*GIVEN PROBLEM*. Transcribe all of the records precisely as they are presented.

*RECORDS PROVIDED*.

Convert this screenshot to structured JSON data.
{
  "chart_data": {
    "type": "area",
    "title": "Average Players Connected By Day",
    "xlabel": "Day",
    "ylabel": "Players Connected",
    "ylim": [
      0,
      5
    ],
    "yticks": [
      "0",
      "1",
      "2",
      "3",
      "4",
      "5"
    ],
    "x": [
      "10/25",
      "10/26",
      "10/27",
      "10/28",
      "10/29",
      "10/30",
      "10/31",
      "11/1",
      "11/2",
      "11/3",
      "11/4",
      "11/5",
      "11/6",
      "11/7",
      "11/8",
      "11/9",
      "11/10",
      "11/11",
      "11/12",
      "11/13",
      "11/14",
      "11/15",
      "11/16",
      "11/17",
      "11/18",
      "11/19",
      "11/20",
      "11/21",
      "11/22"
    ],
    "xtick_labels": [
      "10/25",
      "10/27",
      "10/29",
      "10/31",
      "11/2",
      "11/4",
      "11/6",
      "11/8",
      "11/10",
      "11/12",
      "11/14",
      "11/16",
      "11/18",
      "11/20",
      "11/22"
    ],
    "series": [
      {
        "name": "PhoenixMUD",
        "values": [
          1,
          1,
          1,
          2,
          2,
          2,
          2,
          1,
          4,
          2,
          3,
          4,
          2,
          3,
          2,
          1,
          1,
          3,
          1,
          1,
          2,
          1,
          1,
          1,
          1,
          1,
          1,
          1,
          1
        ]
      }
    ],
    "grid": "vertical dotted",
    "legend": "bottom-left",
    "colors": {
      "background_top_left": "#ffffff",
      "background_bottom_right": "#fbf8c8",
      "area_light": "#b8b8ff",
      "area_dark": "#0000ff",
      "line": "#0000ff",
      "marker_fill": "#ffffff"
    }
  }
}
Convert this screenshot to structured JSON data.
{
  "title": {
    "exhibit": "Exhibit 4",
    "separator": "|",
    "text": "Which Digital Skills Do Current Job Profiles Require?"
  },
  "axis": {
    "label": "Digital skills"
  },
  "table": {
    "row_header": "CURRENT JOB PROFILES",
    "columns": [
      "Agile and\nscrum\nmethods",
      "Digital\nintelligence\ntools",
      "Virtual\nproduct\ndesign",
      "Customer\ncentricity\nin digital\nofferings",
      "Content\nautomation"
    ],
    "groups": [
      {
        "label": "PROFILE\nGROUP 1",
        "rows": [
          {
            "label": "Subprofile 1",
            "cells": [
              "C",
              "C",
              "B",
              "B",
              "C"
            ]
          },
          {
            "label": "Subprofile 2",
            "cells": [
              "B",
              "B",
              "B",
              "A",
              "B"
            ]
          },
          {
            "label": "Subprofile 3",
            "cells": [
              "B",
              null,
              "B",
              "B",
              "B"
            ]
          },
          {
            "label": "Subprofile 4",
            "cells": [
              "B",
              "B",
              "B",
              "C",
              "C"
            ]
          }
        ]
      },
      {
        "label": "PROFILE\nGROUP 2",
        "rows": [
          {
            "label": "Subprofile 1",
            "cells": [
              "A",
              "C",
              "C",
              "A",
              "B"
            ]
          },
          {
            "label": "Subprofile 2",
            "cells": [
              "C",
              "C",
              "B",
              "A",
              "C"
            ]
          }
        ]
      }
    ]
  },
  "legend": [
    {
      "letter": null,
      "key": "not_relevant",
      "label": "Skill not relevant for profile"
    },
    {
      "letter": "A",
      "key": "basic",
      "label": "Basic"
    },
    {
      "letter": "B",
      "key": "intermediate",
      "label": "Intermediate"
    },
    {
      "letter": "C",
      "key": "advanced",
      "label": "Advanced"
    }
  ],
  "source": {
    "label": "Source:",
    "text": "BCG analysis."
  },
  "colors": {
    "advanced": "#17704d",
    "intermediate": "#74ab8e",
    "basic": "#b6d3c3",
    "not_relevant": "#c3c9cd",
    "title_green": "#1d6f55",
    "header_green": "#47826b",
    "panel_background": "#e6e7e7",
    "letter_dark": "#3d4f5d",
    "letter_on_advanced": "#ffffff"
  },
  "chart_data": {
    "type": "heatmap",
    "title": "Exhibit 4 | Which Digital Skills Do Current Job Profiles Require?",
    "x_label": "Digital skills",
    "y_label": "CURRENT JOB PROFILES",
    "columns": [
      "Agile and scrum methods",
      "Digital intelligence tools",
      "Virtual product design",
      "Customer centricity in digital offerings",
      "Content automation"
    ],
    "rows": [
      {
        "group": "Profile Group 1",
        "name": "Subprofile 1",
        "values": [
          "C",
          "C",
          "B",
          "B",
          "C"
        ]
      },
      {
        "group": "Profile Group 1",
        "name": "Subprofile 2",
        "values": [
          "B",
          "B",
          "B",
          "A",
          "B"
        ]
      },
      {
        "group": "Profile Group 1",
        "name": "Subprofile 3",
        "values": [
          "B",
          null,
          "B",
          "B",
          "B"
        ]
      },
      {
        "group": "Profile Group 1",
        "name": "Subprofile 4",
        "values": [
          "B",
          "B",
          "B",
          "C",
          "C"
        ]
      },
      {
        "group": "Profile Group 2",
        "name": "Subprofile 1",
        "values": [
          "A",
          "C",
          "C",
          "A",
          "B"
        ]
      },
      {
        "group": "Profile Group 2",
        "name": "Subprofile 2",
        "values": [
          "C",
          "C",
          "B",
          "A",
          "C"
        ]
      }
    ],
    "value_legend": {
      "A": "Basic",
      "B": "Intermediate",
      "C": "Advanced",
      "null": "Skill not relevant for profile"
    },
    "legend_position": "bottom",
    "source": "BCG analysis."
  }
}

*FINAL RESULT*.
Convert this screenshot to structured JSON data.
{
  "chart_data": {
    "type": "area",
    "title": "Average Players Connected By Day",
    "xlabel": "Day",
    "ylabel": "Players Connected",
    "ylim": [
      0,
      5
    ],
    "yticks": [
      "0",
      "1",
      "2",
      "3",
      "4",
      "5"
    ],
    "x": [
      "10/25",
      "10/26",
      "10/27",
      "10/28",
      "10/29",
      "10/30",
      "10/31",
      "11/1",
      "11/2",
      "11/3",
      "11/4",
      "11/5",
      "11/6",
      "11/7",
      "11/8",
      "11/9",
      "11/10",
      "11/11",
      "11/12",
      "11/13",
      "11/14",
      "11/15",
      "11/16",
      "11/17",
      "11/18",
      "11/19",
      "11/20",
      "11/21",
      "11/22"
    ],
    "xtick_labels": [
      "10/25",
      "10/27",
      "10/29",
      "10/31",
      "11/2",
      "11/4",
      "11/6",
      "11/8",
      "11/10",
      "11/12",
      "11/14",
      "11/16",
      "11/18",
      "11/20",
      "11/22"
    ],
    "series": [
      {
        "name": "PhoenixMUD",
        "values": [
          1,
          1,
          1,
          2,
          2,
          2,
          2,
          1,
          4,
          2,
          3,
          4,
          2,
          3,
          2,
          1,
          1,
          3,
          1,
          1,
          2,
          1,
          1,
          1,
          1,
          1,
          1,
          1,
          1
        ]
      }
    ],
    "grid": "vertical dotted",
    "legend": "bottom-left",
    "colors": {
      "background_top_left": "#ffffff",
      "background_bottom_right": "#fbf8c8",
      "area_light": "#b8b8ff",
      "area_dark": "#0000ff",
      "line": "#0000ff",
      "marker_fill": "#ffffff"
    }
  }
}
Convert this screenshot to structured JSON data.
{
  "title": {
    "exhibit": "Exhibit 4",
    "separator": "|",
    "text": "Which Digital Skills Do Current Job Profiles Require?"
  },
  "axis": {
    "label": "Digital skills"
  },
  "table": {
    "row_header": "CURRENT JOB PROFILES",
    "columns": [
      "Agile and\nscrum\nmethods",
      "Digital\nintelligence\ntools",
      "Virtual\nproduct\ndesign",
      "Customer\ncentricity\nin digital\nofferings",
      "Content\nautomation"
    ],
    "groups": [
      {
        "label": "PROFILE\nGROUP 1",
        "rows": [
          {
            "label": "Subprofile 1",
            "cells": [
              "C",
              "C",
              "B",
              "B",
              "C"
            ]
          },
          {
            "label": "Subprofile 2",
            "cells": [
              "B",
              "B",
              "B",
              "A",
              "B"
            ]
          },
          {
            "label": "Subprofile 3",
            "cells": [
              "B",
              null,
              "B",
              "B",
              "B"
            ]
          },
          {
            "label": "Subprofile 4",
            "cells": [
              "B",
              "B",
              "B",
              "C",
              "C"
            ]
          }
        ]
      },
      {
        "label": "PROFILE\nGROUP 2",
        "rows": [
          {
            "label": "Subprofile 1",
            "cells": [
              "A",
              "C",
              "C",
              "A",
              "B"
            ]
          },
          {
            "label": "Subprofile 2",
            "cells": [
              "C",
              "C",
              "B",
              "A",
              "C"
            ]
          }
        ]
      }
    ]
  },
  "legend": [
    {
      "letter": null,
      "key": "not_relevant",
      "label": "Skill not relevant for profile"
    },
    {
      "letter": "A",
      "key": "basic",
      "label": "Basic"
    },
    {
      "letter": "B",
      "key": "intermediate",
      "label": "Intermediate"
    },
    {
      "letter": "C",
      "key": "advanced",
      "label": "Advanced"
    }
  ],
  "source": {
    "label": "Source:",
    "text": "BCG analysis."
  },
  "colors": {
    "advanced": "#17704d",
    "intermediate": "#74ab8e",
    "basic": "#b6d3c3",
    "not_relevant": "#c3c9cd",
    "title_green": "#1d6f55",
    "header_green": "#47826b",
    "panel_background": "#e6e7e7",
    "letter_dark": "#3d4f5d",
    "letter_on_advanced": "#ffffff"
  },
  "chart_data": {
    "type": "heatmap",
    "title": "Exhibit 4 | Which Digital Skills Do Current Job Profiles Require?",
    "x_label": "Digital skills",
    "y_label": "CURRENT JOB PROFILES",
    "columns": [
      "Agile and scrum methods",
      "Digital intelligence tools",
      "Virtual product design",
      "Customer centricity in digital offerings",
      "Content automation"
    ],
    "rows": [
      {
        "group": "Profile Group 1",
        "name": "Subprofile 1",
        "values": [
          "C",
          "C",
          "B",
          "B",
          "C"
        ]
      },
      {
        "group": "Profile Group 1",
        "name": "Subprofile 2",
        "values": [
          "B",
          "B",
          "B",
          "A",
          "B"
        ]
      },
      {
        "group": "Profile Group 1",
        "name": "Subprofile 3",
        "values": [
          "B",
          null,
          "B",
          "B",
          "B"
        ]
      },
      {
        "group": "Profile Group 1",
        "name": "Subprofile 4",
        "values": [
          "B",
          "B",
          "B",
          "C",
          "C"
        ]
      },
      {
        "group": "Profile Group 2",
        "name": "Subprofile 1",
        "values": [
          "A",
          "C",
          "C",
          "A",
          "B"
        ]
      },
      {
        "group": "Profile Group 2",
        "name": "Subprofile 2",
        "values": [
          "C",
          "C",
          "B",
          "A",
          "C"
        ]
      }
    ],
    "value_legend": {
      "A": "Basic",
      "B": "Intermediate",
      "C": "Advanced",
      "null": "Skill not relevant for profile"
    },
    "legend_position": "bottom",
    "source": "BCG analysis."
  }
}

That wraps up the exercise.